In this case, the record reflects that the defendant was present when the jury selection began, when the jurors were sworn, and when opening statements were delivered. The initial disruption was just prior to the opening statement of the defendant. The most serious disruptions, however, did not occur until near the end of the trial when the defendant was called as the last witness. Despite numerous warnings, the defendant repeatedly offered non-responsive answers to the questions of his own counsel and provided testimony that was not relevant to the proceedings. During cross-examination, the defendant refused to cooperate, arguing that he could no longer tolerate “this fake trial.” The defendant was given the opportunity to regain his composure and was repeatedly warned that another outburst would result in his removal from the courtroom without the opportunity to complete his testimony, a development that would result in his entire testimony being stricken from the record and withdrawn from consideration by the jury. After assurances to the contrary, the defendant persisted in his misbehavior and taunted the trial judge. Despite another recess and assurances by the defendant that he would cooperate, the defendant again disrupted the proceedings and made an overt gesture, which the trial judge deemed offensive. It was only then that the defendant was cited for contempt of court and removed from the courtroom for the final time.

In State v. Ford, No. W2000-01205-CCA-R3-CD, 2002 WL 1592746 (Tenn.Crim.App., at Jackson, July 12, 2002), Ford repeatedly made comments directly to the jurors, complaining on several occasions that his attorneys were not representing him adequately. Before the first witness was called, he exclaimed, “The Court’s forcing me to go to trial. My attorneys are against me.... They haven’t even contacted my witnesses.... I’m not ready to go to trial.” In a jury-out hearing, the judge instructed the defendant that further outbursts would result in either his exclusion from the courtroom or his being bound and gagged for the duration of the trial. Ford assured the court, “That’s all I had to say.” Upon the jury’s return, however, he made similar complaints. Another warning was followed by another outburst and the defendant was excluded from the courtroom. This court upheld the conviction, holding that the trial court complied with Rule 43.

▸ Goals
- a) In the court opinion excerpt, what did the defendant call the proceedings when he refused to cooperate during cross-examination?
- b) Format the stretch of rows from the line containing "Enumerate the UI" through the line containing "callout-layer bbox=[231, 109, 403, 350]" as a JSON list of strings, one per line, with blank lines and pictures left out.

▸ The records
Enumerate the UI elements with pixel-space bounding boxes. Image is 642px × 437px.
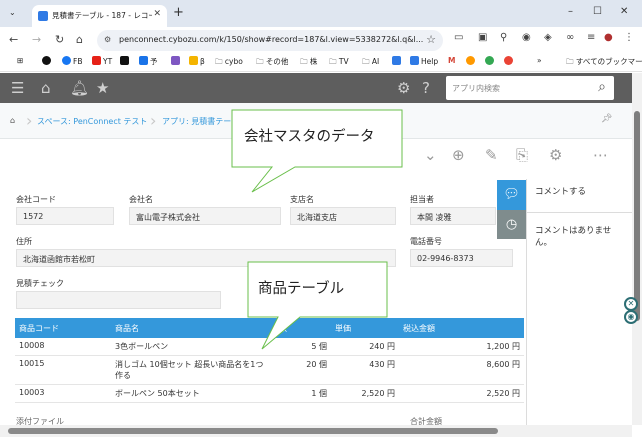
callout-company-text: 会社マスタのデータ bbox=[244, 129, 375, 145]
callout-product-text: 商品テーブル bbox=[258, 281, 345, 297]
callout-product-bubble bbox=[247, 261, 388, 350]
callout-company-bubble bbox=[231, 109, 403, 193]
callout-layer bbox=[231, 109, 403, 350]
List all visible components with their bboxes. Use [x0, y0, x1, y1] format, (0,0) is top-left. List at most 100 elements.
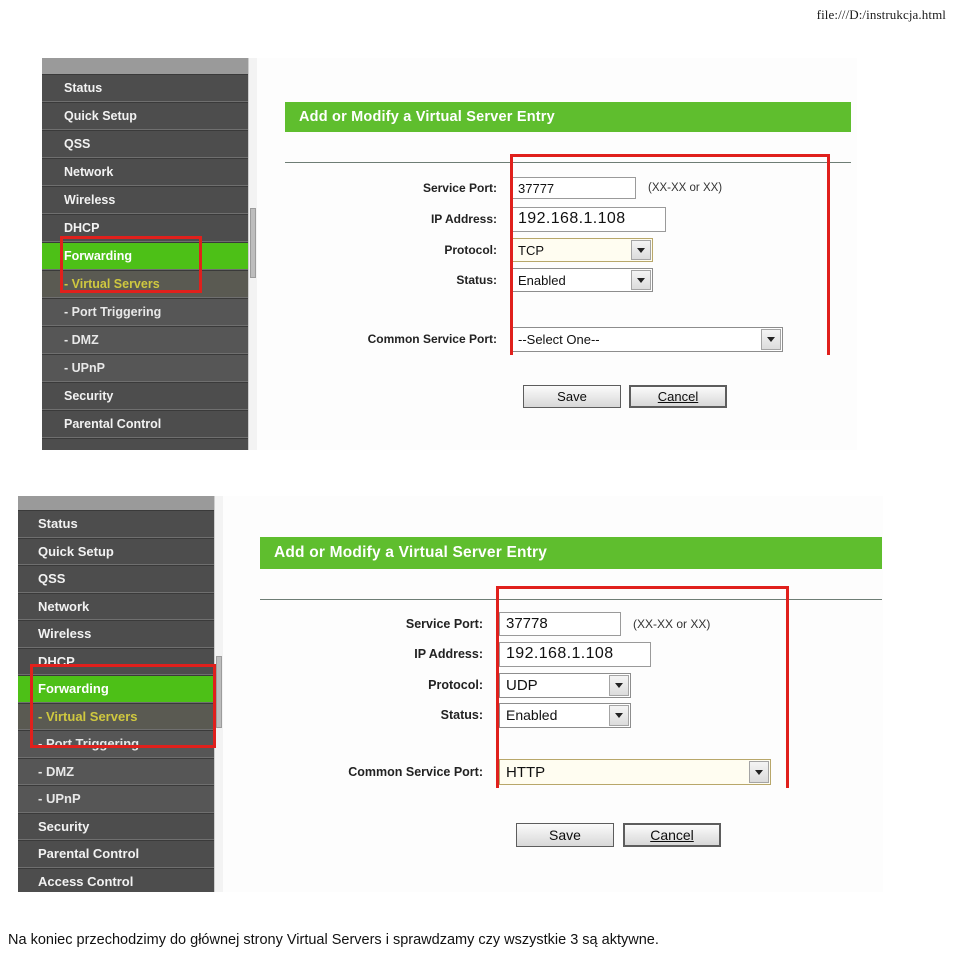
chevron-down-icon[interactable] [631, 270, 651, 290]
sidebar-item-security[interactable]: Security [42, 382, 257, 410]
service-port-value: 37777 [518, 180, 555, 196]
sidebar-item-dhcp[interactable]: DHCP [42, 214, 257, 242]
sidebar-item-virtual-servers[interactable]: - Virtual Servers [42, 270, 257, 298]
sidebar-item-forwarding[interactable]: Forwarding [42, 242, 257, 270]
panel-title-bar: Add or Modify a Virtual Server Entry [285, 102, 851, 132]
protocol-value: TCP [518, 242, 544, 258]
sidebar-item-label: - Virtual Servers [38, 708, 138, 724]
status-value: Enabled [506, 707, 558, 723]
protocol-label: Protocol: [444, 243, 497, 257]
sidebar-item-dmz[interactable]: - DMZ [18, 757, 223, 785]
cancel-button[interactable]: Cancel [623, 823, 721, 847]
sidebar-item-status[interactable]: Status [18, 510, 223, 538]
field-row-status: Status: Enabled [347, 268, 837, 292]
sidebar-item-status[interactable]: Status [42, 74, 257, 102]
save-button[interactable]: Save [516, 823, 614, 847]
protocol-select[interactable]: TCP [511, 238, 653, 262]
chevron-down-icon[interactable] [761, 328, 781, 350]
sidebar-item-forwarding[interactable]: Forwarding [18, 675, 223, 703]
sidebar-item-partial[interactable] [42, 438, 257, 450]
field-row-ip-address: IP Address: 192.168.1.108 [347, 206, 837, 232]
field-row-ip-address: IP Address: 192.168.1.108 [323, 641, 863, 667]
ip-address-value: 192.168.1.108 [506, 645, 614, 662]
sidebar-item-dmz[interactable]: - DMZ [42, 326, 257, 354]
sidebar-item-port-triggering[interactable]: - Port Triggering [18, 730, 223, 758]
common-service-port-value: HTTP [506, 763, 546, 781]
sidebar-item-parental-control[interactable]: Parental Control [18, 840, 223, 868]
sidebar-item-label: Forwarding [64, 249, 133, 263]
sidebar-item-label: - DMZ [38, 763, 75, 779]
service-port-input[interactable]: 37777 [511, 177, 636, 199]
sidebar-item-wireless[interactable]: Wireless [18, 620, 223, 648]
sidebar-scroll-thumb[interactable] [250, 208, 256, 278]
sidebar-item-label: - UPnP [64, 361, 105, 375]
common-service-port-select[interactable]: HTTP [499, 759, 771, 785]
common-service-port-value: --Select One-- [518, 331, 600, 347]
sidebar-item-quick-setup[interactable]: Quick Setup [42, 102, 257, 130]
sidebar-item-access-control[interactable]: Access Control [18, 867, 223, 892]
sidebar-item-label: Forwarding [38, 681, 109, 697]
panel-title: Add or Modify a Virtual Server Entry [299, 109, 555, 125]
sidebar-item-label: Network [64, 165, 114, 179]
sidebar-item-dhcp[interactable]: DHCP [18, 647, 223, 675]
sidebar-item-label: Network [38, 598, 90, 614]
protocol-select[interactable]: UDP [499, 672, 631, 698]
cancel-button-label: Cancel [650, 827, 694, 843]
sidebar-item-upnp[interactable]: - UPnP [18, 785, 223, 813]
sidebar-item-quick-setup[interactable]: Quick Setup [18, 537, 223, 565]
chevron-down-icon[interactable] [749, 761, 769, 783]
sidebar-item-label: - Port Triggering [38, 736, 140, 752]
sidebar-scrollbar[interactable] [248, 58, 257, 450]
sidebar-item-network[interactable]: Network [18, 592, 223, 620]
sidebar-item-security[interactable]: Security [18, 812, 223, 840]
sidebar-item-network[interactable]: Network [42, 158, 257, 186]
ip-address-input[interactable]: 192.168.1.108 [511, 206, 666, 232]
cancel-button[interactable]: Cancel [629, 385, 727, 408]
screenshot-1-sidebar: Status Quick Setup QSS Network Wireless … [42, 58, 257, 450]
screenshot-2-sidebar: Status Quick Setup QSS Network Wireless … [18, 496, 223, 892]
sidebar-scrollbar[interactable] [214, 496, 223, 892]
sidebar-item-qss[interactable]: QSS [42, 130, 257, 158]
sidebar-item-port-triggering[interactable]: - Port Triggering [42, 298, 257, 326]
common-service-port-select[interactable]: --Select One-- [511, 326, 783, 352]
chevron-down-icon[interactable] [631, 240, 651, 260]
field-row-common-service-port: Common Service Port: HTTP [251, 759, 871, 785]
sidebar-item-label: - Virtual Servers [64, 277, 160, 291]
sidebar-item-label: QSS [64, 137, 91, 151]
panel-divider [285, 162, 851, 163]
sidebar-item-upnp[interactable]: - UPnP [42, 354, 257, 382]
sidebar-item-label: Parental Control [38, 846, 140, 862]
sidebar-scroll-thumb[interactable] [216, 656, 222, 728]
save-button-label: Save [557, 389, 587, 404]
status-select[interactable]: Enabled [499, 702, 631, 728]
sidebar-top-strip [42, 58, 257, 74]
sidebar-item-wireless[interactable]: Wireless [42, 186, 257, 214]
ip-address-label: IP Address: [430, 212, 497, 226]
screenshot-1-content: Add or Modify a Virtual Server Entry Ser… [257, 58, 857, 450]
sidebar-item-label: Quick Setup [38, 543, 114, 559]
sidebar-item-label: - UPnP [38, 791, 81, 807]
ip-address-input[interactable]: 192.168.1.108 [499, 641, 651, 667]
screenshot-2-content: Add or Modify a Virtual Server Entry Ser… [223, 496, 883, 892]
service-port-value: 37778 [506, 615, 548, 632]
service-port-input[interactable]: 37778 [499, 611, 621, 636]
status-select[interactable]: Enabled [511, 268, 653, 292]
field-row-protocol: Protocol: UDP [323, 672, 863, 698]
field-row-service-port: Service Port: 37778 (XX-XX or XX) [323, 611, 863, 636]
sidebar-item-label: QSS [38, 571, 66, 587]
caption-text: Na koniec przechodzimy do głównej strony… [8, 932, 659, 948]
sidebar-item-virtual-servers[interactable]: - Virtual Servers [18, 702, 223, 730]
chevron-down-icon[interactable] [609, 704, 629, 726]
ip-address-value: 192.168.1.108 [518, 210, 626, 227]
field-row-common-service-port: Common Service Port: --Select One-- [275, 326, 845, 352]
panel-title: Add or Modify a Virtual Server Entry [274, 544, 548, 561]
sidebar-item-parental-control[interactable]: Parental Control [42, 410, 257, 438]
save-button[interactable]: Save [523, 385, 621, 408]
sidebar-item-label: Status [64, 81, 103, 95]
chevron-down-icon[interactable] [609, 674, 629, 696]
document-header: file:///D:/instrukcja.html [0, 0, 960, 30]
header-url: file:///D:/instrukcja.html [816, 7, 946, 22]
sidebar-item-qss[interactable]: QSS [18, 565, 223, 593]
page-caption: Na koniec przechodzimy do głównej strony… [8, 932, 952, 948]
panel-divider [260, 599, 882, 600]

* * *

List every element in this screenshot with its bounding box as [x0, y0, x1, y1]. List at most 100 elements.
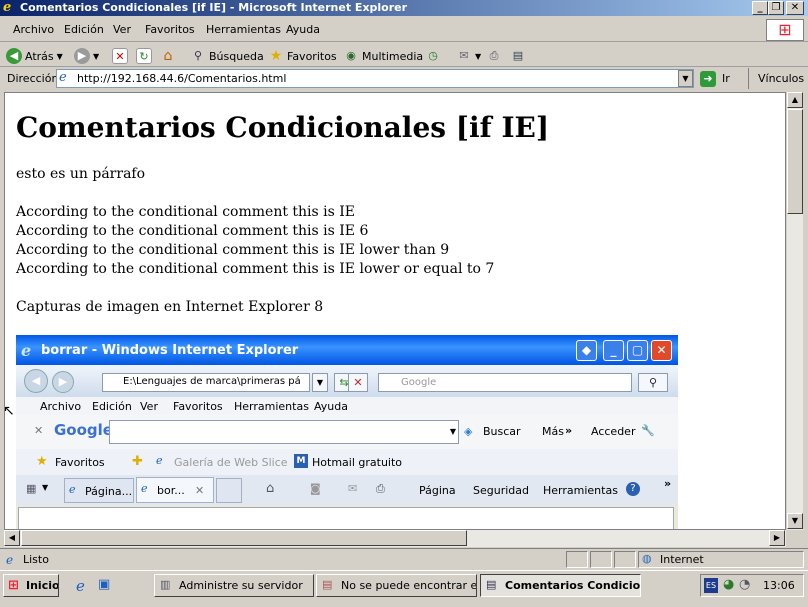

▸ Set of answers
- a) He called it "this fake trial."

- b)
[
  "Enumerate the UI elements with pixel-space bounding boxes. Image is 642px × 437px.",
  "callout-company-text: 会社マスタのデータ bbox=[244, 129, 375, 145]",
  "callout-product-text: 商品テーブル bbox=[258, 281, 345, 297]",
  "callout-product-bubble bbox=[247, 261, 388, 350]",
  "callout-company-bubble bbox=[231, 109, 403, 193]",
  "callout-layer bbox=[231, 109, 403, 350]"
]